WHAT YOU HAVE TO DO: In the entries, find all lines that hold the word "تعالى" and copy them.

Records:
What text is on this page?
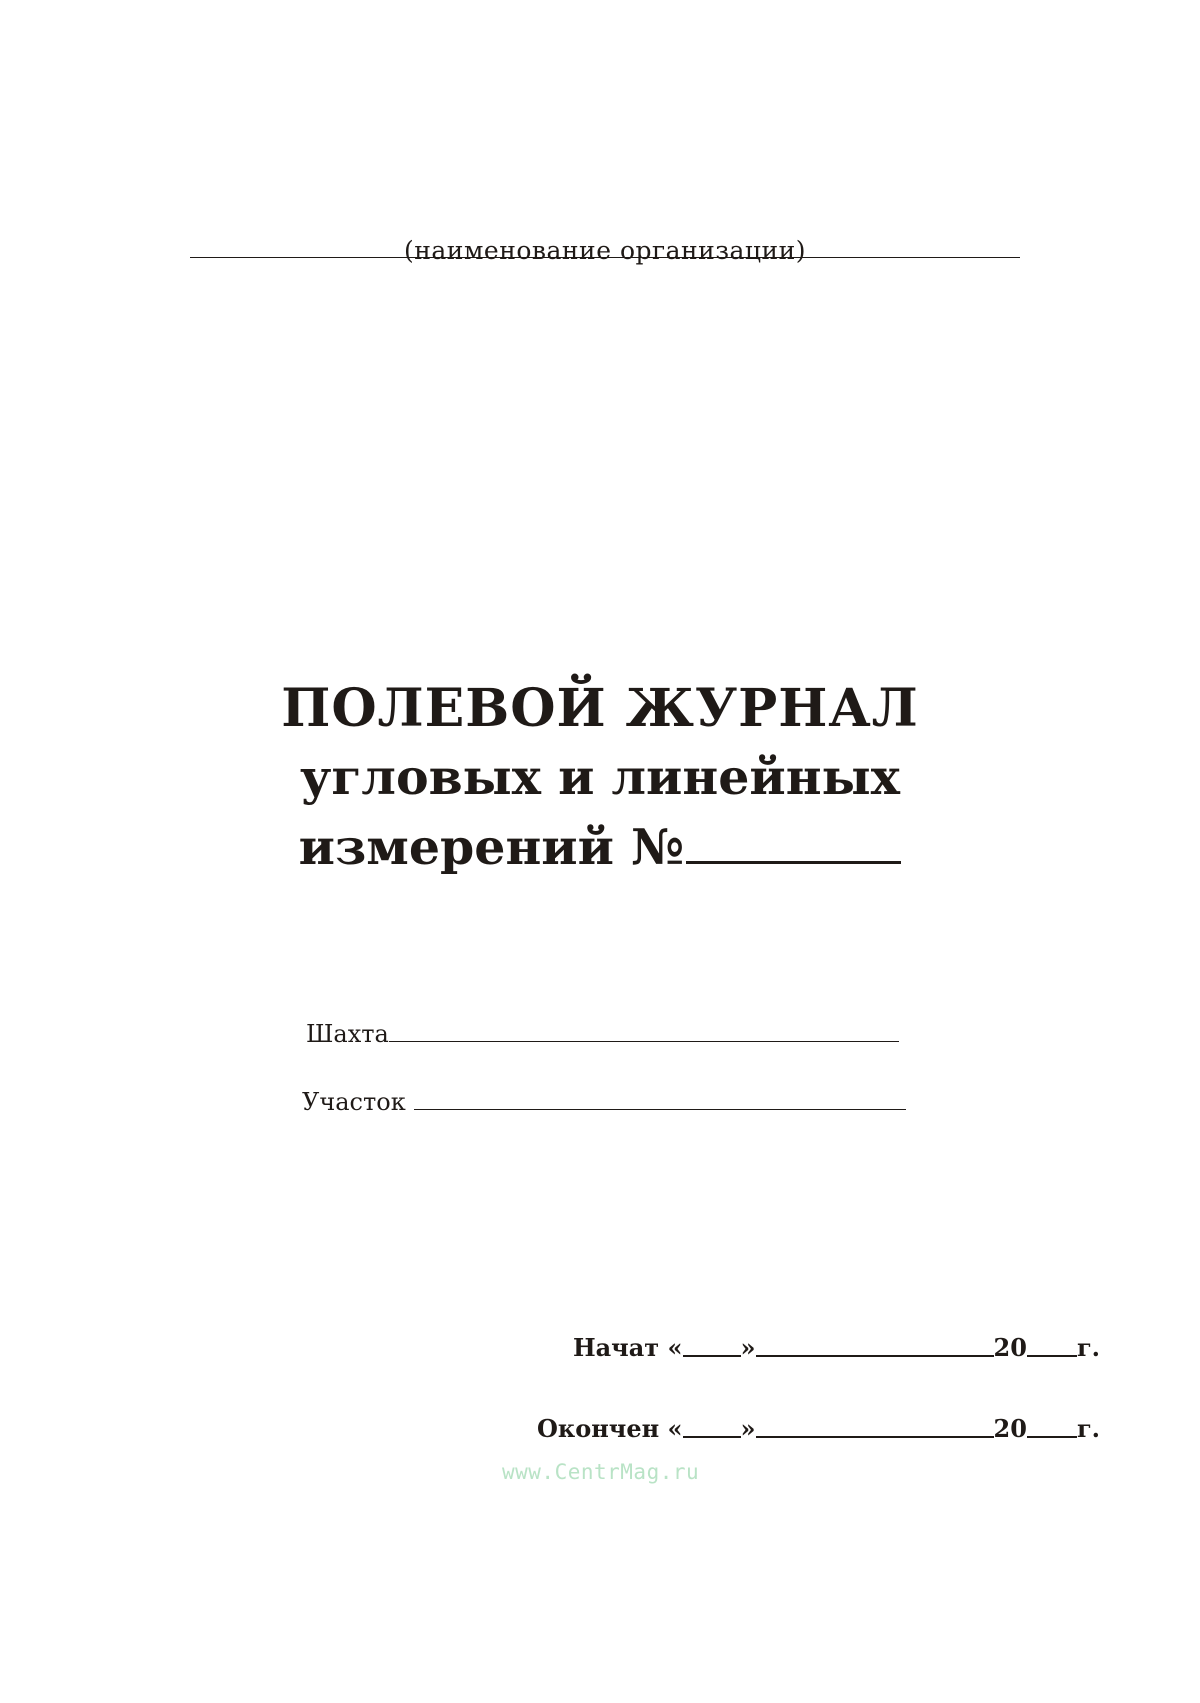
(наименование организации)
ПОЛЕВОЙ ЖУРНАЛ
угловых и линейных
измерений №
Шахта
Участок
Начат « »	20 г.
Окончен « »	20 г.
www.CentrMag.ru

--

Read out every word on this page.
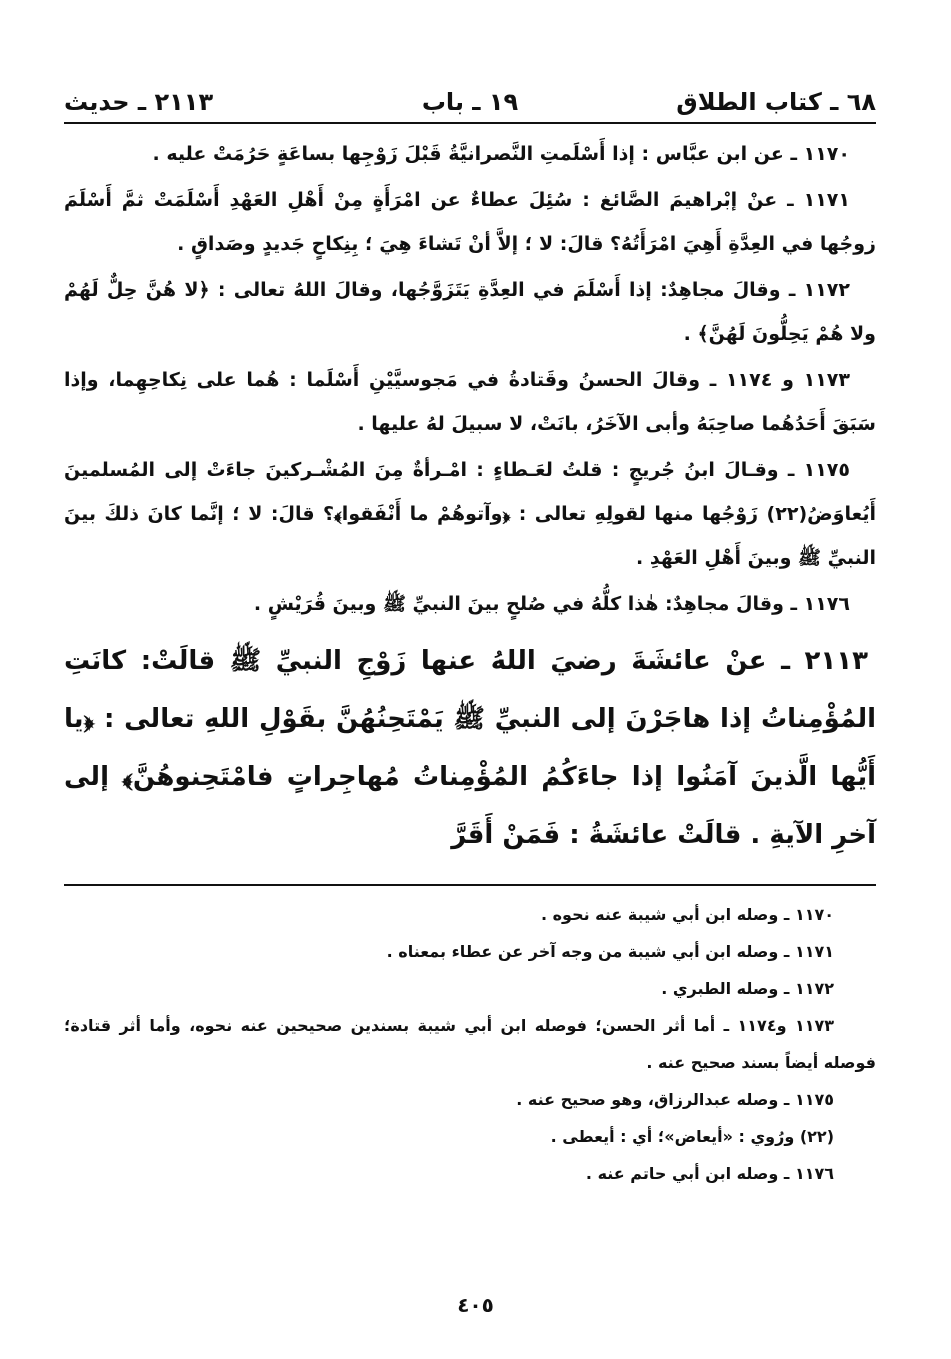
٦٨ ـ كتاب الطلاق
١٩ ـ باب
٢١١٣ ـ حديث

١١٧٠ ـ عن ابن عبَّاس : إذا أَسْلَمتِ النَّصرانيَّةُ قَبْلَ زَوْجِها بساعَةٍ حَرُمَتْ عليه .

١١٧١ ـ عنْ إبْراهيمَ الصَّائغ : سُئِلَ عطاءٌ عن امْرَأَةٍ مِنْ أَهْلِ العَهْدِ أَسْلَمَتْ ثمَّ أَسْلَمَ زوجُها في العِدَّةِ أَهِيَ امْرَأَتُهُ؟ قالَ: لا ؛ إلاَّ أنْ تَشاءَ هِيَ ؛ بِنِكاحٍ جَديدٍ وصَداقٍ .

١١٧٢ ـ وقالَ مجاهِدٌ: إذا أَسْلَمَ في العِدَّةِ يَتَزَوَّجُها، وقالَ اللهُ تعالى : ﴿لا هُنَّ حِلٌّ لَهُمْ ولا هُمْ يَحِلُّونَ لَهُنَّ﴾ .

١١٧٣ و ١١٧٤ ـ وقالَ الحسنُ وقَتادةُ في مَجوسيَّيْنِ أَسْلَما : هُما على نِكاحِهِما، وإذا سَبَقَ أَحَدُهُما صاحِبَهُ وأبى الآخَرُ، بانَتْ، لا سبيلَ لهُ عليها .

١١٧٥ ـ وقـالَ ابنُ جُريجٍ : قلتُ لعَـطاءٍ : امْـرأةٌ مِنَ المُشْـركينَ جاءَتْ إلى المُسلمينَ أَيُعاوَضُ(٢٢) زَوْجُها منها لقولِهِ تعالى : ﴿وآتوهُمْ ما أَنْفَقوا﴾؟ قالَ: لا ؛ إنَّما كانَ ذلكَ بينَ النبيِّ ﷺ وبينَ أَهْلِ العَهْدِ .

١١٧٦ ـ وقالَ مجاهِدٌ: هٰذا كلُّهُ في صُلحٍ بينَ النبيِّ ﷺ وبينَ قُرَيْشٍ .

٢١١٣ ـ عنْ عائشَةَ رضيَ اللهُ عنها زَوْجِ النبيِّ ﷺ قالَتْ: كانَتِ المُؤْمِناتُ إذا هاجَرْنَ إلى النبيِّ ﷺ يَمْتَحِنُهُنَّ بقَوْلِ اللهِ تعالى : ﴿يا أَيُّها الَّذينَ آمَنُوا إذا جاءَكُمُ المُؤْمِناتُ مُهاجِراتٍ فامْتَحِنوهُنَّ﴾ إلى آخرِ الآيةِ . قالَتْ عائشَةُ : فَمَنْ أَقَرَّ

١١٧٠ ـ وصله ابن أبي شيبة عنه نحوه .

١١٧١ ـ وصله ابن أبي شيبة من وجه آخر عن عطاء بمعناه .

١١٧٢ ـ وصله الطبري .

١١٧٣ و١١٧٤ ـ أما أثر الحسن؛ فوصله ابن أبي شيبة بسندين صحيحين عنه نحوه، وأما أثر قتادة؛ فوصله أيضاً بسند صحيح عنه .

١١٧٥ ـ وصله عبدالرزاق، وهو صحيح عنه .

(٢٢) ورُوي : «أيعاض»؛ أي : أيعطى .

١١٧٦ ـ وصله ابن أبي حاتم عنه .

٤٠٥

...

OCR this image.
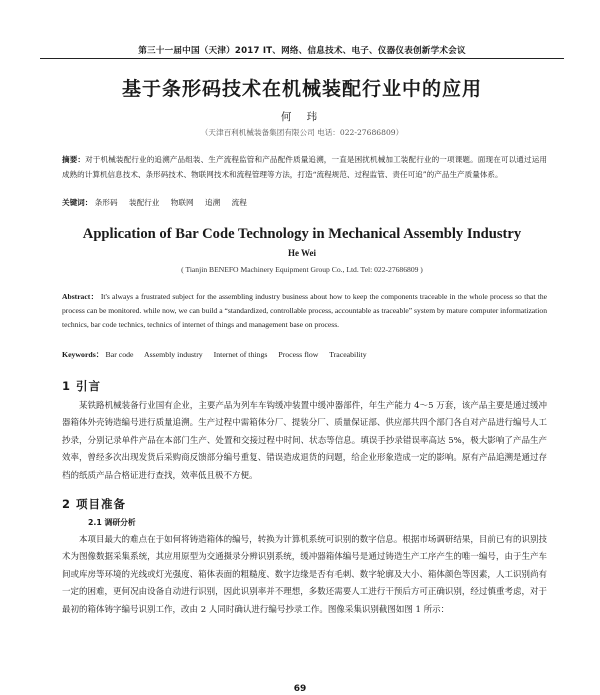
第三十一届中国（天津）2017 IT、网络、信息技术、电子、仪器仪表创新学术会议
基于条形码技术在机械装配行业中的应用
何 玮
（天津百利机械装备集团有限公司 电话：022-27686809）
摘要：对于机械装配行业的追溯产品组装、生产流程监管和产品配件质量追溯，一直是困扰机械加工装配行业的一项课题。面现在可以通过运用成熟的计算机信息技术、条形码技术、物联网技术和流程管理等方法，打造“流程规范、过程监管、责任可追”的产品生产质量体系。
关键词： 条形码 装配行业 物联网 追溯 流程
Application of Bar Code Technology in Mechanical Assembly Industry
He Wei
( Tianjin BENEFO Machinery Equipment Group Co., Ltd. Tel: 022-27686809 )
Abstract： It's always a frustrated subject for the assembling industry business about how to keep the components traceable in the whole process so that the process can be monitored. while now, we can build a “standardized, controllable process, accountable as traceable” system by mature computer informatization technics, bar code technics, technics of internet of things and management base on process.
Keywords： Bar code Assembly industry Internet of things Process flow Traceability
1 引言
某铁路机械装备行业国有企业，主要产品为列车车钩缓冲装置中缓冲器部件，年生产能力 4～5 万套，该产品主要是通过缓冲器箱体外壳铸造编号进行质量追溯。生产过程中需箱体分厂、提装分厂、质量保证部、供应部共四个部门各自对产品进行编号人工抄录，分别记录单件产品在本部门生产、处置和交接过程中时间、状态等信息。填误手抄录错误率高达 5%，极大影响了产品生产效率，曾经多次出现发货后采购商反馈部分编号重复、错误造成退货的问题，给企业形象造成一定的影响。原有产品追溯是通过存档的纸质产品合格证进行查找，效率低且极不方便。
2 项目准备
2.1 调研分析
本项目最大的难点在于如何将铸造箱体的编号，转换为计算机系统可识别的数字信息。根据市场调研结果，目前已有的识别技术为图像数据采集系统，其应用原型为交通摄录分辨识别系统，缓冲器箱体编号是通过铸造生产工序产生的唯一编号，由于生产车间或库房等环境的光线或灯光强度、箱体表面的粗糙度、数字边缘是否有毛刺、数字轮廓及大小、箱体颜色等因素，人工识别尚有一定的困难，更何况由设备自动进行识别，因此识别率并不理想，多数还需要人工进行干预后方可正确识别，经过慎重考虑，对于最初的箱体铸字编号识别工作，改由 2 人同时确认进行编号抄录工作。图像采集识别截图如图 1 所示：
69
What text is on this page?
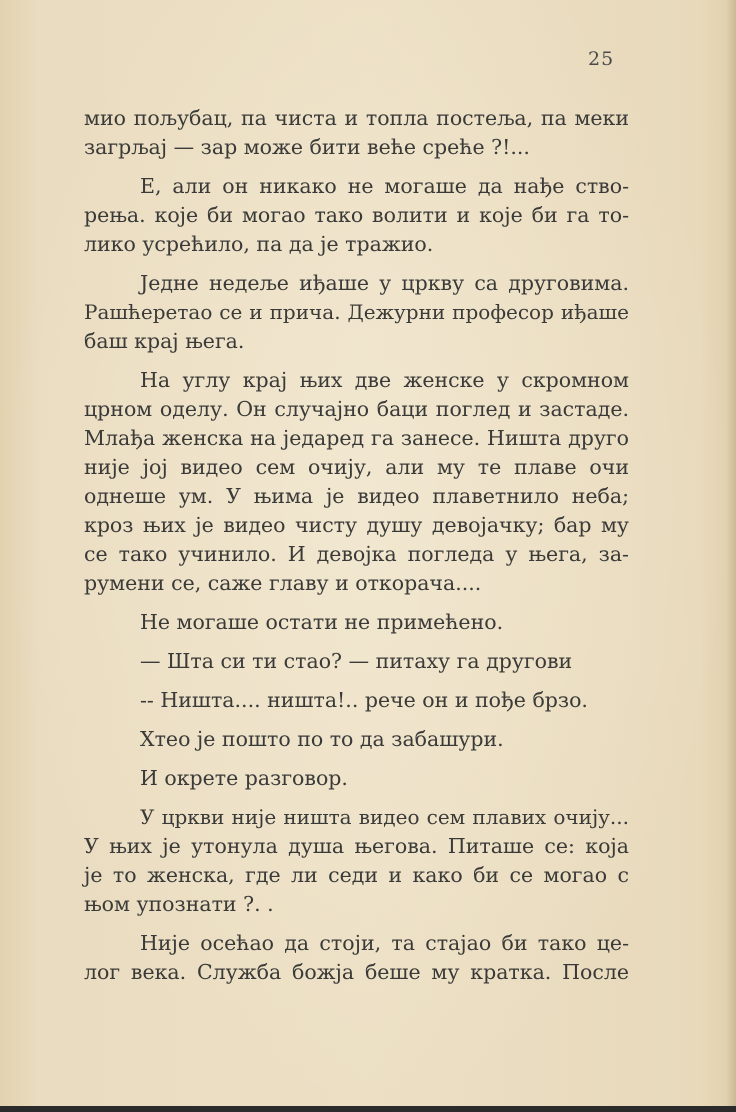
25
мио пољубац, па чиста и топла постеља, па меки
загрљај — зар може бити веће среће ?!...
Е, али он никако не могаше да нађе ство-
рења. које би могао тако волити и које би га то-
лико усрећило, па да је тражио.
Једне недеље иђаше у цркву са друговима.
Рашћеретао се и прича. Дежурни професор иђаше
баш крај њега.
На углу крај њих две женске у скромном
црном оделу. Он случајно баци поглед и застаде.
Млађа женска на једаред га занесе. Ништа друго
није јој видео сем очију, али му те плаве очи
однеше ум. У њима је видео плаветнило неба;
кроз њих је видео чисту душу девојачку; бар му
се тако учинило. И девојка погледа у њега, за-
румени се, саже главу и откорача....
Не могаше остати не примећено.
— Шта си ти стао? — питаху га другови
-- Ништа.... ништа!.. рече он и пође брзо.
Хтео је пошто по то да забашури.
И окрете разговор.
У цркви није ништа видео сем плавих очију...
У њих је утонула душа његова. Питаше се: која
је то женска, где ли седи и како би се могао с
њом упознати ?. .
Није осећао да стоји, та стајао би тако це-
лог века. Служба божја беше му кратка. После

EXERCISE SOLUTION:
١١٧٢ ـ وقالَ مجاهِدٌ: إذا أَسْلَمَ في العِدَّةِ يَتَزَوَّجُها، وقالَ اللهُ تعالى : ﴿لا هُنَّ حِلٌّ لَهُمْ ولا هُمْ يَحِلُّونَ لَهُنَّ﴾ .
١١٧٥ ـ وقـالَ ابنُ جُريجٍ : قلتُ لعَـطاءٍ : امْـرأةٌ مِنَ المُشْـركينَ جاءَتْ إلى المُسلمينَ أَيُعاوَضُ(٢٢) زَوْجُها منها لقولِهِ تعالى : ﴿وآتوهُمْ ما أَنْفَقوا﴾؟ قالَ: لا ؛ إنَّما كانَ ذلكَ بينَ النبيِّ ﷺ وبينَ أَهْلِ العَهْدِ .
٢١١٣ ـ عنْ عائشَةَ رضيَ اللهُ عنها زَوْجِ النبيِّ ﷺ قالَتْ: كانَتِ المُؤْمِناتُ إذا هاجَرْنَ إلى النبيِّ ﷺ يَمْتَحِنُهُنَّ بقَوْلِ اللهِ تعالى : ﴿يا أَيُّها الَّذينَ آمَنُوا إذا جاءَكُمُ المُؤْمِناتُ مُهاجِراتٍ فامْتَحِنوهُنَّ﴾ إلى آخرِ الآيةِ . قالَتْ عائشَةُ : فَمَنْ أَقَرَّ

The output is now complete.